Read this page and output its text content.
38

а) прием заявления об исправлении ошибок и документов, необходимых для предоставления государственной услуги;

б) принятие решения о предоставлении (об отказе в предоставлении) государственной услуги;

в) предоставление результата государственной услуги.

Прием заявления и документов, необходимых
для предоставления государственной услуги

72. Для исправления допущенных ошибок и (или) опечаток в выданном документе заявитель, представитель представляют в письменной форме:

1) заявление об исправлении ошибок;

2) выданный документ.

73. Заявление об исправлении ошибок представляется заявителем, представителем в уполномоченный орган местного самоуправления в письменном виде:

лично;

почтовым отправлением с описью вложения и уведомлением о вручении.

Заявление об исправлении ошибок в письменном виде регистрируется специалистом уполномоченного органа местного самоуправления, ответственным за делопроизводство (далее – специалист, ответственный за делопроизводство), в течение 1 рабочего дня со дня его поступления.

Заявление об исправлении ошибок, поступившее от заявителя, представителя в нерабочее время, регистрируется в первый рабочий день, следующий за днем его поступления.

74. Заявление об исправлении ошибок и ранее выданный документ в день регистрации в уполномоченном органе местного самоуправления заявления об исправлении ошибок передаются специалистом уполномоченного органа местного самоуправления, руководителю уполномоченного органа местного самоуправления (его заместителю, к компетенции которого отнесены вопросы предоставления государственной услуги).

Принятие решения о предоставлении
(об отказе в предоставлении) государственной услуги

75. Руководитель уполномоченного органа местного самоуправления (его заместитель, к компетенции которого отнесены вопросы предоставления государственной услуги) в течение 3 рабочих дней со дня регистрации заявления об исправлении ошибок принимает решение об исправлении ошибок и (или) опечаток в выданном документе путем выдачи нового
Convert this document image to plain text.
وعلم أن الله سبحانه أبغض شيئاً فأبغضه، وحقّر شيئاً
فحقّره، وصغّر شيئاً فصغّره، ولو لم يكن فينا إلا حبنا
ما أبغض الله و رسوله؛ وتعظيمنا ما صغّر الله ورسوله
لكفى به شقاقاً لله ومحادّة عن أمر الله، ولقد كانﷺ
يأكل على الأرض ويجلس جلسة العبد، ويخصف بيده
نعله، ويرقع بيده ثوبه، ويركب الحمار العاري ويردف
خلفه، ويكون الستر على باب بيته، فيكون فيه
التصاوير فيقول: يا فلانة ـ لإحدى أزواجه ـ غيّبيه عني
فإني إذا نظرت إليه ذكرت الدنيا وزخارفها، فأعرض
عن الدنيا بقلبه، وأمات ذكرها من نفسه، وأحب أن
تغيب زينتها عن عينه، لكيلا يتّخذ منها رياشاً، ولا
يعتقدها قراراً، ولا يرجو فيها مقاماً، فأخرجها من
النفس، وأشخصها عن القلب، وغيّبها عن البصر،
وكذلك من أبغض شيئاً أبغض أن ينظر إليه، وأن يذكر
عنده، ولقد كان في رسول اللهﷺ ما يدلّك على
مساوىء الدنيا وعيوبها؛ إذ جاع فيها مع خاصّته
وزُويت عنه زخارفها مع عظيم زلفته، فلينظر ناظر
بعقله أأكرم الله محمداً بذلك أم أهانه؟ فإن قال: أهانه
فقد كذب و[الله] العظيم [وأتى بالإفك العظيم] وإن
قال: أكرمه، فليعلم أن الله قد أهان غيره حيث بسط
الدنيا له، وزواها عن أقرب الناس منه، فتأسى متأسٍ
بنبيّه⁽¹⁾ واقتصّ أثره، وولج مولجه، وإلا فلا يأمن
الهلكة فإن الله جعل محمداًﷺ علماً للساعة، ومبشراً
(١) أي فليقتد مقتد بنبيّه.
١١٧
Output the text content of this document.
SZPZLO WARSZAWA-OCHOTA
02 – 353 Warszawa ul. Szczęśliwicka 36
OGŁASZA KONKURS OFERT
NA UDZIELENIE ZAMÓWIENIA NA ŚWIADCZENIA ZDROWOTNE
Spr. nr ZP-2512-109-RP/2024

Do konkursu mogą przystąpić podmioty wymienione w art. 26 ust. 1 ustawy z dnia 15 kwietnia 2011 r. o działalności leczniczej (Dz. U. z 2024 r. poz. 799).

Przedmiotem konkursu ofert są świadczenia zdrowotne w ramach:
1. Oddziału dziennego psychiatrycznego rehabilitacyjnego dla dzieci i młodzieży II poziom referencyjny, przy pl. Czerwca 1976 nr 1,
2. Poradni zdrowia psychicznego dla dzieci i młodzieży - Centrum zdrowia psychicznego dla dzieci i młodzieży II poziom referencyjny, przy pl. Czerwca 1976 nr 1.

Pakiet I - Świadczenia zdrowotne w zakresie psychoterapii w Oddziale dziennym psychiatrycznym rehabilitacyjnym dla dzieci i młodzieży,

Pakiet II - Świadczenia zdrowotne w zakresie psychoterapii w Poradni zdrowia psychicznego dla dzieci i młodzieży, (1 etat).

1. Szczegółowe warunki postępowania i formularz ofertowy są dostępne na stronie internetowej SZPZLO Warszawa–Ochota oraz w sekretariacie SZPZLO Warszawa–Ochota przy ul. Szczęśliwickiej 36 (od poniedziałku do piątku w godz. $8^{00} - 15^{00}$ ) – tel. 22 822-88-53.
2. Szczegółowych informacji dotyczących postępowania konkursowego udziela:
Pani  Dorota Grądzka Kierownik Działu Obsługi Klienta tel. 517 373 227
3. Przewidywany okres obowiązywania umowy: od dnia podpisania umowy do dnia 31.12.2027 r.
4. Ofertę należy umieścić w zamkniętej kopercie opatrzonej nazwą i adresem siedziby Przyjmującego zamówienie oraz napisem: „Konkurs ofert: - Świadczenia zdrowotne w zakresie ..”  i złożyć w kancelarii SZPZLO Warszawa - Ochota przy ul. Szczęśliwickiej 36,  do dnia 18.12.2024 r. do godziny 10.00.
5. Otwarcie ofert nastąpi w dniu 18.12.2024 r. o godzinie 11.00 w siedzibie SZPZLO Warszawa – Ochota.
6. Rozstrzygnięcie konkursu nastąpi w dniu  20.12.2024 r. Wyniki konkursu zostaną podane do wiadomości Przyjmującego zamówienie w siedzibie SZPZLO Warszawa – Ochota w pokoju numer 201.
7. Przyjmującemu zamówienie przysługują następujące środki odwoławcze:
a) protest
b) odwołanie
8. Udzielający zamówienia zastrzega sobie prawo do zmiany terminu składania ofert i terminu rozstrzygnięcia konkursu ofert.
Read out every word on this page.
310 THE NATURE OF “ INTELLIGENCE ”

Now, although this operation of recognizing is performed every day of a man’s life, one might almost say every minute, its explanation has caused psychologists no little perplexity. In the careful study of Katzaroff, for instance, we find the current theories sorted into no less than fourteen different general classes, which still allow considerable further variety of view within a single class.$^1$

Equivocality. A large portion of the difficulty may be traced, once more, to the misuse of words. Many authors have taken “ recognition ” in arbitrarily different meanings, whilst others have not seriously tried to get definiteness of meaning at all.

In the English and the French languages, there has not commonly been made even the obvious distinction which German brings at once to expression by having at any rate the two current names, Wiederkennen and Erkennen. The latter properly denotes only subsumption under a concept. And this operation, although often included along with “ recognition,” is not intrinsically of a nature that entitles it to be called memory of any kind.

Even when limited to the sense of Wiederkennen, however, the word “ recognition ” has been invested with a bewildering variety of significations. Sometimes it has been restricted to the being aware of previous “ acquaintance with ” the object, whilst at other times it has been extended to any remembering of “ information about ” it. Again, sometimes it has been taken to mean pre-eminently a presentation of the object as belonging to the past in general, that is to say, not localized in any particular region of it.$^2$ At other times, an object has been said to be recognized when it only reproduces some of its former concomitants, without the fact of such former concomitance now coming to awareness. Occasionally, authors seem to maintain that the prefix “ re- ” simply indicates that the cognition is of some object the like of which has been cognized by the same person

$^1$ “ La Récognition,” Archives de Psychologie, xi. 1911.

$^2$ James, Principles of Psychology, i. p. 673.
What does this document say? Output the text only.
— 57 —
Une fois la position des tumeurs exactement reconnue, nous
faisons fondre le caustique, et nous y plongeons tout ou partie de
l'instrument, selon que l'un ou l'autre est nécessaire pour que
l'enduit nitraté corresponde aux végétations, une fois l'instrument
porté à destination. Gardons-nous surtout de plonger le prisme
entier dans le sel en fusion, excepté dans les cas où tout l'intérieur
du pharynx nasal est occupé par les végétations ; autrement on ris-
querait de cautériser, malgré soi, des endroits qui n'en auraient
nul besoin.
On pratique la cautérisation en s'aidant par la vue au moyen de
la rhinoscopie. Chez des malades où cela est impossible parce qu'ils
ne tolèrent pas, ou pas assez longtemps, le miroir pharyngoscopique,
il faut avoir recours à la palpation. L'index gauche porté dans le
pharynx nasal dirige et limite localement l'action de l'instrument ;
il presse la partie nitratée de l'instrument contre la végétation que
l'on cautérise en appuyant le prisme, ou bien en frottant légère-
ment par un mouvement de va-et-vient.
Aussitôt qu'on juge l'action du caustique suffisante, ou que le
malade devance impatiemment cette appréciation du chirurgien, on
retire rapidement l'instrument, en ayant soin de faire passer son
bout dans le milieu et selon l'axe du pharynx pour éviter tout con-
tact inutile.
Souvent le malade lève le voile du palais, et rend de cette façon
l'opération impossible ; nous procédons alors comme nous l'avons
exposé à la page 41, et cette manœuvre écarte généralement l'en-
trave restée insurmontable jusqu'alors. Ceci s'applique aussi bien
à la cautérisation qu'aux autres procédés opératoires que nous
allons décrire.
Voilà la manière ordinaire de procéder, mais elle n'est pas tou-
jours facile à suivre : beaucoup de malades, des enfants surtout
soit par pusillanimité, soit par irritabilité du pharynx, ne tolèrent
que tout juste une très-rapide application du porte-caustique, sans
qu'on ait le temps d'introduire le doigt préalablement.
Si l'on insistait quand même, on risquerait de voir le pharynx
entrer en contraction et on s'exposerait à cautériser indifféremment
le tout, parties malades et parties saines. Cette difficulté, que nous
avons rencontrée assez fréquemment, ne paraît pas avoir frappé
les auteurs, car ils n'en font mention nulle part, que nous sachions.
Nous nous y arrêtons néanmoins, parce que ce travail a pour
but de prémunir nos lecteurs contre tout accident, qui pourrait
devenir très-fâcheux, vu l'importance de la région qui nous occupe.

⁂

Which lines in the records above contain the string "document"? Copy each one.

Written answer:
Convert this document image to plain text.
Output the text content of this document.
What does this document say? Output the text only.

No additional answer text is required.